What is being asked ->
Copy each line that has the string "color" somewhere in it.

Data shown ->
☆ ☆ ☆
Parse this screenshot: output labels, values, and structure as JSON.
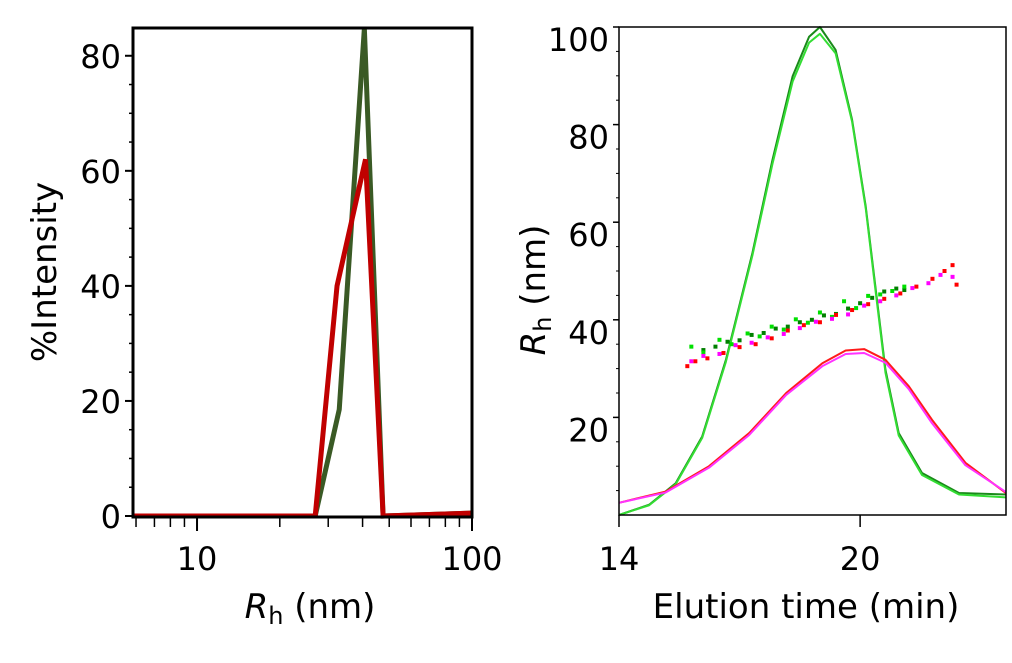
{
  "chart_data": [
    {
      "type": "line",
      "xlabel": "R",
      "xlabel_sub": "h",
      "xlabel_unit": " (nm)",
      "ylabel": "%Intensity",
      "xscale": "log",
      "xlim": [
        5.85,
        100
      ],
      "ylim": [
        0,
        85
      ],
      "xticks": [
        10,
        100
      ],
      "xtick_labels": [
        "10",
        "100"
      ],
      "yticks": [
        0,
        20,
        40,
        60,
        80
      ],
      "ytick_labels": [
        "0",
        "20",
        "40",
        "60",
        "80"
      ],
      "grid": false,
      "series": [
        {
          "color": "#3a5a25",
          "x": [
            5.85,
            26.9,
            32.9,
            40.6,
            47.5,
            100
          ],
          "y": [
            0,
            0,
            18.5,
            84.7,
            0,
            0.5
          ]
        },
        {
          "color": "#c00000",
          "x": [
            5.85,
            26.9,
            32.3,
            41.0,
            47.5,
            100
          ],
          "y": [
            0,
            0,
            40,
            62,
            0,
            0.5
          ]
        }
      ]
    },
    {
      "type": "line+scatter",
      "xlabel": "Elution time (min)",
      "ylabel": "R",
      "ylabel_sub": "h",
      "ylabel_unit": " (nm)",
      "xlim": [
        14,
        23.63
      ],
      "ylim": [
        0,
        100
      ],
      "xticks": [
        14,
        20
      ],
      "xtick_labels": [
        "14",
        "20"
      ],
      "yticks": [
        20,
        40,
        60,
        80,
        100
      ],
      "ytick_labels": [
        "20",
        "40",
        "60",
        "80",
        "100"
      ],
      "grid": false,
      "lines": [
        {
          "color": "#1a8a1a",
          "x": [
            14.0,
            14.75,
            15.41,
            16.07,
            16.66,
            17.32,
            17.82,
            18.32,
            18.73,
            19.0,
            19.39,
            19.8,
            20.14,
            20.38,
            20.63,
            20.96,
            21.54,
            22.46,
            23.63
          ],
          "y": [
            0,
            2.1,
            6.5,
            16.1,
            31.8,
            53.7,
            72.8,
            89.9,
            98,
            100,
            95.3,
            81,
            63.2,
            46.8,
            29.8,
            16.8,
            8.6,
            4.5,
            4.2
          ]
        },
        {
          "color": "#33dd33",
          "x": [
            14.0,
            14.75,
            15.41,
            16.07,
            16.66,
            17.32,
            17.82,
            18.32,
            18.73,
            19.0,
            19.39,
            19.8,
            20.14,
            20.38,
            20.63,
            20.96,
            21.54,
            22.46,
            23.63
          ],
          "y": [
            0,
            2.0,
            6.3,
            15.8,
            31.4,
            53.2,
            72.0,
            88.8,
            96.8,
            98.6,
            94.6,
            80.6,
            62.8,
            46.2,
            29.2,
            16.3,
            8.2,
            4.2,
            3.6
          ]
        },
        {
          "color": "#ff1a1a",
          "x": [
            14.0,
            15.16,
            16.24,
            17.24,
            18.16,
            19.06,
            19.64,
            20.1,
            20.63,
            21.21,
            21.79,
            22.62,
            23.63
          ],
          "y": [
            2.5,
            4.8,
            10,
            16.8,
            25,
            31.1,
            33.7,
            34,
            31.8,
            26.4,
            19.5,
            10.7,
            4.5
          ]
        },
        {
          "color": "#ff33ff",
          "x": [
            14.0,
            15.16,
            16.24,
            17.24,
            18.16,
            19.06,
            19.64,
            20.1,
            20.63,
            21.21,
            21.79,
            22.62,
            23.63
          ],
          "y": [
            2.5,
            4.6,
            9.7,
            16.4,
            24.6,
            30.5,
            33.0,
            33.2,
            31.2,
            25.8,
            18.8,
            10.2,
            4.7
          ]
        }
      ],
      "scatter": [
        {
          "color": "#008000",
          "points": [
            [
              16.1,
              33.8
            ],
            [
              16.4,
              34.5
            ],
            [
              16.7,
              35.5
            ],
            [
              17.0,
              35.8
            ],
            [
              17.3,
              36.9
            ],
            [
              17.6,
              37.3
            ],
            [
              17.9,
              38.2
            ],
            [
              18.2,
              38.6
            ],
            [
              18.5,
              39.5
            ],
            [
              18.8,
              40.0
            ],
            [
              19.1,
              40.9
            ],
            [
              19.4,
              41.2
            ],
            [
              19.7,
              42.3
            ],
            [
              20.0,
              43.4
            ],
            [
              20.3,
              44.5
            ],
            [
              20.6,
              45.8
            ],
            [
              20.9,
              46.4
            ],
            [
              21.1,
              46.1
            ]
          ]
        },
        {
          "color": "#00e000",
          "points": [
            [
              15.8,
              34.5
            ],
            [
              16.1,
              33.3
            ],
            [
              16.5,
              35.9
            ],
            [
              16.8,
              35.0
            ],
            [
              17.2,
              37.2
            ],
            [
              17.5,
              36.6
            ],
            [
              17.8,
              38.6
            ],
            [
              18.1,
              38.0
            ],
            [
              18.4,
              40.1
            ],
            [
              18.7,
              39.4
            ],
            [
              19.0,
              41.5
            ],
            [
              19.3,
              40.6
            ],
            [
              19.6,
              43.8
            ],
            [
              19.9,
              42.4
            ],
            [
              20.2,
              44.9
            ],
            [
              20.5,
              45.2
            ],
            [
              20.8,
              45.9
            ],
            [
              21.1,
              46.8
            ]
          ]
        },
        {
          "color": "#ff0000",
          "points": [
            [
              15.7,
              30.5
            ],
            [
              15.9,
              31.5
            ],
            [
              16.2,
              32.1
            ],
            [
              16.6,
              33.2
            ],
            [
              17.0,
              34.4
            ],
            [
              17.4,
              35.0
            ],
            [
              17.8,
              36.2
            ],
            [
              18.2,
              37.8
            ],
            [
              18.6,
              38.9
            ],
            [
              19.0,
              39.5
            ],
            [
              19.4,
              41.0
            ],
            [
              19.8,
              42.0
            ],
            [
              20.2,
              43.2
            ],
            [
              20.6,
              44.3
            ],
            [
              21.0,
              45.4
            ],
            [
              21.4,
              46.8
            ],
            [
              21.8,
              48.4
            ],
            [
              22.1,
              50.0
            ],
            [
              22.3,
              51.2
            ],
            [
              22.4,
              47.2
            ]
          ]
        },
        {
          "color": "#ff00ff",
          "points": [
            [
              15.8,
              31.5
            ],
            [
              16.1,
              32.6
            ],
            [
              16.5,
              33.0
            ],
            [
              16.9,
              34.8
            ],
            [
              17.3,
              35.3
            ],
            [
              17.7,
              36.4
            ],
            [
              18.1,
              37.1
            ],
            [
              18.5,
              38.3
            ],
            [
              18.9,
              39.6
            ],
            [
              19.3,
              40.2
            ],
            [
              19.7,
              41.1
            ],
            [
              20.1,
              42.9
            ],
            [
              20.5,
              43.8
            ],
            [
              20.9,
              45.0
            ],
            [
              21.3,
              46.5
            ],
            [
              21.7,
              47.5
            ],
            [
              22.0,
              49.2
            ],
            [
              22.3,
              48.8
            ]
          ]
        }
      ]
    }
  ]
}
☆ ☆ ☆
The solution ->
          "color": "#3a5a25",
          "color": "#c00000",
          "color": "#1a8a1a",
          "color": "#33dd33",
          "color": "#ff1a1a",
          "color": "#ff33ff",
          "color": "#008000",
          "color": "#00e000",
          "color": "#ff0000",
          "color": "#ff00ff",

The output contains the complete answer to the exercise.